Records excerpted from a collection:
---*---

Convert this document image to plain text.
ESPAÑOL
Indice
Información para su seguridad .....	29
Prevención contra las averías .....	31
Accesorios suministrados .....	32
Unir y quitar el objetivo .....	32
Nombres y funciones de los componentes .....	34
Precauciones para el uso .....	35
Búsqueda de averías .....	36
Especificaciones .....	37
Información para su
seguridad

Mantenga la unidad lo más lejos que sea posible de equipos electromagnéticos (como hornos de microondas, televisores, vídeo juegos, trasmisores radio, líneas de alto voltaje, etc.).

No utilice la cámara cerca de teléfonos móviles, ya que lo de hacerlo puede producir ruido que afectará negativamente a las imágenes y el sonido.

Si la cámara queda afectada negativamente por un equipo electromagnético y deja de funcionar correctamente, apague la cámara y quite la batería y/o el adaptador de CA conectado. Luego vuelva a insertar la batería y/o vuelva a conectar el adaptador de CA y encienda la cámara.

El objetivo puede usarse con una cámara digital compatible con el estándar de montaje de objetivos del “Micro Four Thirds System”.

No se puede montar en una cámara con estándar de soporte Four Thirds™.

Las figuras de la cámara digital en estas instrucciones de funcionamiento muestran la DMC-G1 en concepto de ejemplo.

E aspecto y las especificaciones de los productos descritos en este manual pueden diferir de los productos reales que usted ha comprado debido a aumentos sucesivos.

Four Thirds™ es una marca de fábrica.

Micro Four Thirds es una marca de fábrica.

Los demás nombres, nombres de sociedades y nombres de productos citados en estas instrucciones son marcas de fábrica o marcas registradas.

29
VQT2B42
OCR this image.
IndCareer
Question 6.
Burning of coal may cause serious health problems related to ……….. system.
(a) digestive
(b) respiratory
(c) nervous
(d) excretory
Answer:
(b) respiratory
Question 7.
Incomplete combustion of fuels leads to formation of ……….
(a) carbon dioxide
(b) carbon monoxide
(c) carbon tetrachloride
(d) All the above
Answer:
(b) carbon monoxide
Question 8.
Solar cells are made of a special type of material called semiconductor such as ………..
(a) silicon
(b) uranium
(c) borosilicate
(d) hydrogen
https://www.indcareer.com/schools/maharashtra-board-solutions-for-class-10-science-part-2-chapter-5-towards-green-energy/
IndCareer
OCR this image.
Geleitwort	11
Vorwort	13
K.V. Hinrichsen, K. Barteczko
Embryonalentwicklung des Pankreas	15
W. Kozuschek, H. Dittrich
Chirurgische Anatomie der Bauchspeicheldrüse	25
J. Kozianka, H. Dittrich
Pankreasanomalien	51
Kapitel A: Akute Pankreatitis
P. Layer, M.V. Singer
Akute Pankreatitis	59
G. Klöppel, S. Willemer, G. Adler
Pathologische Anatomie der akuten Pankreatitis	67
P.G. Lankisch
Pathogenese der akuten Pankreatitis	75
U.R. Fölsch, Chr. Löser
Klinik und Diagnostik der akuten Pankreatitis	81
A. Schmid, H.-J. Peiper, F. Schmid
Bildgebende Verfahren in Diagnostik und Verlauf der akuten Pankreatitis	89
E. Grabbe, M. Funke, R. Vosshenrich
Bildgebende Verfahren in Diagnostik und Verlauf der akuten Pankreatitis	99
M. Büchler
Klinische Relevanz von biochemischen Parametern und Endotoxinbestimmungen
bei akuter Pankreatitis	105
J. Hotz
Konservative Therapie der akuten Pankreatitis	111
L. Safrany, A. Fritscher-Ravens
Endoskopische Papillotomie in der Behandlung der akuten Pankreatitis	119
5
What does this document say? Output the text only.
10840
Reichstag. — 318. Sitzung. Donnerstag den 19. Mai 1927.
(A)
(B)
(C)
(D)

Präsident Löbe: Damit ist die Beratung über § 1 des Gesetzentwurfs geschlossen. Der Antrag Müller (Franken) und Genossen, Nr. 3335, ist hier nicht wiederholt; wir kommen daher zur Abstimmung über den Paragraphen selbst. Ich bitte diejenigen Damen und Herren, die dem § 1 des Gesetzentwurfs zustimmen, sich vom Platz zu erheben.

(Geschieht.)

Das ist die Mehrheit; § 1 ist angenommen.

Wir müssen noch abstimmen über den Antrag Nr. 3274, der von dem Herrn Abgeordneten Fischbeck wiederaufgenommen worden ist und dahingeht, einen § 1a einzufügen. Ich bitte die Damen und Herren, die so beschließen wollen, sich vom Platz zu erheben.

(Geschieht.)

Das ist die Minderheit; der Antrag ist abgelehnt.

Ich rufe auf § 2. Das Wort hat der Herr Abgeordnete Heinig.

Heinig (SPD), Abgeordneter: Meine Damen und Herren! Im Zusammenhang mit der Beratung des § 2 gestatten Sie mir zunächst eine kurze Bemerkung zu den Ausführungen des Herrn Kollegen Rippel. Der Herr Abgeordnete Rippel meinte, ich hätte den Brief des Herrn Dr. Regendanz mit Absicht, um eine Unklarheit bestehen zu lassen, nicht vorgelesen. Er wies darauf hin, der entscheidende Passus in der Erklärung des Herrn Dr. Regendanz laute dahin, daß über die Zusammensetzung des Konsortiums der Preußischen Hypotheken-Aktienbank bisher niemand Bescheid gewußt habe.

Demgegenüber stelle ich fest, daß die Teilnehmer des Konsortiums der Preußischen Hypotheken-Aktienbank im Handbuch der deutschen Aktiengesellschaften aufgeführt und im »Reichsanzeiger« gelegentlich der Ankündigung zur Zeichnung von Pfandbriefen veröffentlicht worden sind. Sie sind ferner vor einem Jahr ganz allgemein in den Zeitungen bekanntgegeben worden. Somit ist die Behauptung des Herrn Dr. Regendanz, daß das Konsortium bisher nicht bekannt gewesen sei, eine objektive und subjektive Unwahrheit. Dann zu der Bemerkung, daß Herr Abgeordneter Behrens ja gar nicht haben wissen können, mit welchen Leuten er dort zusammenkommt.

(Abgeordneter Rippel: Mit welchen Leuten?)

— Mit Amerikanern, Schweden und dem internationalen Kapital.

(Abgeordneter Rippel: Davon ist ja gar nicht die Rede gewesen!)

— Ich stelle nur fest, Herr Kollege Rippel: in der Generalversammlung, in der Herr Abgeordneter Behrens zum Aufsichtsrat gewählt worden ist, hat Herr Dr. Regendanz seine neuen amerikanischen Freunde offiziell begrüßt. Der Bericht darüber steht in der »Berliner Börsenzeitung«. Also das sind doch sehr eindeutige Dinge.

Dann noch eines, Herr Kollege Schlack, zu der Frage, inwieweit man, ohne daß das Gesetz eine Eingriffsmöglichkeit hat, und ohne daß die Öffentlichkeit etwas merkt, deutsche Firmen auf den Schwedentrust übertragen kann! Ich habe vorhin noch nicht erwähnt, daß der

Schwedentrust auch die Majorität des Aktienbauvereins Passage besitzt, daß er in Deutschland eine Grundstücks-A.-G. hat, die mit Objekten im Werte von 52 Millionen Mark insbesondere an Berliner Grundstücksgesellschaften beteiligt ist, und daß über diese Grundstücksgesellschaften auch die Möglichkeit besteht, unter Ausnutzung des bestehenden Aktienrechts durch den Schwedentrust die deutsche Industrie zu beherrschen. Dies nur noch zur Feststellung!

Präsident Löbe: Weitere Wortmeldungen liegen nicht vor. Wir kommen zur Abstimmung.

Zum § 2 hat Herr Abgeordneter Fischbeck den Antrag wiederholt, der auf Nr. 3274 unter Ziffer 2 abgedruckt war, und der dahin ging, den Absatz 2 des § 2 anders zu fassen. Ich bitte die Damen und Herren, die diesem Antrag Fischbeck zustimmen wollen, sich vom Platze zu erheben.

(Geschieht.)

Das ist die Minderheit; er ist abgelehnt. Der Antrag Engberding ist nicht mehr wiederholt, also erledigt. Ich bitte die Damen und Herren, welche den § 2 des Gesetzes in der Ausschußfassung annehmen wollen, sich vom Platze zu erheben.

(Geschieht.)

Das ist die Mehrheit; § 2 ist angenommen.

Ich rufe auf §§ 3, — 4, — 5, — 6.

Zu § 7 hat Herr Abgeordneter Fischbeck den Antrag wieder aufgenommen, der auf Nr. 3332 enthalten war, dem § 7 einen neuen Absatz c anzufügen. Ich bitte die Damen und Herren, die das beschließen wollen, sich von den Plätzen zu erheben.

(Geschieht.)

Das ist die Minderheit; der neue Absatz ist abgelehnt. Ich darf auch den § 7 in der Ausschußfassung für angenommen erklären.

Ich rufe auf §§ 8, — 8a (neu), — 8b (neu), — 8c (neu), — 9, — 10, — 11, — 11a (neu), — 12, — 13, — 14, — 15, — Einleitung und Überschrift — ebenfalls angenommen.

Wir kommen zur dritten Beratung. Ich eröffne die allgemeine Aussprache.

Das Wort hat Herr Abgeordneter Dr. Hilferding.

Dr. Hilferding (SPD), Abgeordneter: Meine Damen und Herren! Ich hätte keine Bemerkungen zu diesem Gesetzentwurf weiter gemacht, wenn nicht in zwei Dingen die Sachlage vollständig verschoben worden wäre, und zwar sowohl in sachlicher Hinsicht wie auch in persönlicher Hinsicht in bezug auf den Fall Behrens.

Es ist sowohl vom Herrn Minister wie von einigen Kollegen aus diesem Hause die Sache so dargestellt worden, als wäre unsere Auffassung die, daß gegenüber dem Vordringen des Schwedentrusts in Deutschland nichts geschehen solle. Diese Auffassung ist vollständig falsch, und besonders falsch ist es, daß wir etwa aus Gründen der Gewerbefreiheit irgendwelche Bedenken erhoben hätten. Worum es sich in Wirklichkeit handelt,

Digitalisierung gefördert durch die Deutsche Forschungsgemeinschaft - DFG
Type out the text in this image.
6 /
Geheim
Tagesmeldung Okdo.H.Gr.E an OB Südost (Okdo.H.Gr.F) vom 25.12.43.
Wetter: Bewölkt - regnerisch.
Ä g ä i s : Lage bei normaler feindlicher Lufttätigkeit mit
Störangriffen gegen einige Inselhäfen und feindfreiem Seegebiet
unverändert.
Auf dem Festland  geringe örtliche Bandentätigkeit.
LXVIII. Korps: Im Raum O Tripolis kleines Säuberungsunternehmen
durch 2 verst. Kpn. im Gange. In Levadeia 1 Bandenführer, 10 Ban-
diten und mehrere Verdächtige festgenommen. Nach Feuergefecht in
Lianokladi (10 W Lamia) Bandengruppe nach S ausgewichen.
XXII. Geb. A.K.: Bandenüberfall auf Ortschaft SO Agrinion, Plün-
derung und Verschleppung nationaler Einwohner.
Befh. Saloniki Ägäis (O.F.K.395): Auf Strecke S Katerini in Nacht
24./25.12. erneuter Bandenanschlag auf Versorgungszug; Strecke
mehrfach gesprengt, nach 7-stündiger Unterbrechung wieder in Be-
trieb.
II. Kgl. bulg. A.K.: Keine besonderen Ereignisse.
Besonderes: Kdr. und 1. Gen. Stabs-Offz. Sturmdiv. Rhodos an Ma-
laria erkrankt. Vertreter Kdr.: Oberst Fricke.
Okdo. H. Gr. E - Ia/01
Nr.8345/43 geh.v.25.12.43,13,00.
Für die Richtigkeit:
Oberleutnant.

---*---

**PROBLEM:** Determine, please, how many lines hold "Bildgebende" in the records, and give that number by itself.

**FINISHED EXERCISE:** 2